Give the listing again in full, exactly as written.

Figure record extracts:
· · · · ·
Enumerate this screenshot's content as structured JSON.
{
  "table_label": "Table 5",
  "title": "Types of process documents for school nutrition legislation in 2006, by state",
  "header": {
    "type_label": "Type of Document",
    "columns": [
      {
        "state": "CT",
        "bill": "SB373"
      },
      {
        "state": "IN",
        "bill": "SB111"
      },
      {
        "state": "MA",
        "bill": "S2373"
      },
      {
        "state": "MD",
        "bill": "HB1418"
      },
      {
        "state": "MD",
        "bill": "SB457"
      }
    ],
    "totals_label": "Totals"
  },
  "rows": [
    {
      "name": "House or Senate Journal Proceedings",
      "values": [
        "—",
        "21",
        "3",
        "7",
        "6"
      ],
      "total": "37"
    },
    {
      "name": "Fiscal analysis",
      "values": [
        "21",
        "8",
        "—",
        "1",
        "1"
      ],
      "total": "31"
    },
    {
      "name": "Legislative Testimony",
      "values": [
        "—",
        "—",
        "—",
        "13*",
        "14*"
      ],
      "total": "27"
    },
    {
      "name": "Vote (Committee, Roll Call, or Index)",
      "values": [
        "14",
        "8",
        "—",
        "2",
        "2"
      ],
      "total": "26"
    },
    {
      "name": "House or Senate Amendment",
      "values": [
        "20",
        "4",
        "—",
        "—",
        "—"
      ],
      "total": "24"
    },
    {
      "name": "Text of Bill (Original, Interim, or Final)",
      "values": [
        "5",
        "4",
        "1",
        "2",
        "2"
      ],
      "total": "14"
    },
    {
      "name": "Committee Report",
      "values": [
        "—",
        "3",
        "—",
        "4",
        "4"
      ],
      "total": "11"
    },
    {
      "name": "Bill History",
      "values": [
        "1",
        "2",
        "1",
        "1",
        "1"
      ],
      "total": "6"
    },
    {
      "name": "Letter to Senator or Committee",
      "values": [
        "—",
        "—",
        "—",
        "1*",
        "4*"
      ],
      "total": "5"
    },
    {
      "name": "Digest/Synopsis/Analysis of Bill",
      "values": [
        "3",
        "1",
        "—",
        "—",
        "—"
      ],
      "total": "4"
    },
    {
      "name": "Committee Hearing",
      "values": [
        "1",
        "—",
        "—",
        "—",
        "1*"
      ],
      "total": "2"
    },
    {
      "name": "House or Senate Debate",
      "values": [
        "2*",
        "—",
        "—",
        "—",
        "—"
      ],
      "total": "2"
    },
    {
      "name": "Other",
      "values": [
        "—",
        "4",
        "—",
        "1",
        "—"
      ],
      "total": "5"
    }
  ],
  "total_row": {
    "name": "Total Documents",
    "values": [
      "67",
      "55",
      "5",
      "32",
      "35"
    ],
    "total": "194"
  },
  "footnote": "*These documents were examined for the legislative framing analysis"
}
· · · · ·
▶ _RESPONSE TO THE EXERCISE_
Enumerate this screenshot's content as structured JSON.
{
  "table_label": "Table 5",
  "title": "Types of process documents for school nutrition legislation in 2006, by state",
  "header": {
    "type_label": "Type of Document",
    "columns": [
      {
        "state": "CT",
        "bill": "SB373"
      },
      {
        "state": "IN",
        "bill": "SB111"
      },
      {
        "state": "MA",
        "bill": "S2373"
      },
      {
        "state": "MD",
        "bill": "HB1418"
      },
      {
        "state": "MD",
        "bill": "SB457"
      }
    ],
    "totals_label": "Totals"
  },
  "rows": [
    {
      "name": "House or Senate Journal Proceedings",
      "values": [
        "—",
        "21",
        "3",
        "7",
        "6"
      ],
      "total": "37"
    },
    {
      "name": "Fiscal analysis",
      "values": [
        "21",
        "8",
        "—",
        "1",
        "1"
      ],
      "total": "31"
    },
    {
      "name": "Legislative Testimony",
      "values": [
        "—",
        "—",
        "—",
        "13*",
        "14*"
      ],
      "total": "27"
    },
    {
      "name": "Vote (Committee, Roll Call, or Index)",
      "values": [
        "14",
        "8",
        "—",
        "2",
        "2"
      ],
      "total": "26"
    },
    {
      "name": "House or Senate Amendment",
      "values": [
        "20",
        "4",
        "—",
        "—",
        "—"
      ],
      "total": "24"
    },
    {
      "name": "Text of Bill (Original, Interim, or Final)",
      "values": [
        "5",
        "4",
        "1",
        "2",
        "2"
      ],
      "total": "14"
    },
    {
      "name": "Committee Report",
      "values": [
        "—",
        "3",
        "—",
        "4",
        "4"
      ],
      "total": "11"
    },
    {
      "name": "Bill History",
      "values": [
        "1",
        "2",
        "1",
        "1",
        "1"
      ],
      "total": "6"
    },
    {
      "name": "Letter to Senator or Committee",
      "values": [
        "—",
        "—",
        "—",
        "1*",
        "4*"
      ],
      "total": "5"
    },
    {
      "name": "Digest/Synopsis/Analysis of Bill",
      "values": [
        "3",
        "1",
        "—",
        "—",
        "—"
      ],
      "total": "4"
    },
    {
      "name": "Committee Hearing",
      "values": [
        "1",
        "—",
        "—",
        "—",
        "1*"
      ],
      "total": "2"
    },
    {
      "name": "House or Senate Debate",
      "values": [
        "2*",
        "—",
        "—",
        "—",
        "—"
      ],
      "total": "2"
    },
    {
      "name": "Other",
      "values": [
        "—",
        "4",
        "—",
        "1",
        "—"
      ],
      "total": "5"
    }
  ],
  "total_row": {
    "name": "Total Documents",
    "values": [
      "67",
      "55",
      "5",
      "32",
      "35"
    ],
    "total": "194"
  },
  "footnote": "*These documents were examined for the legislative framing analysis"
}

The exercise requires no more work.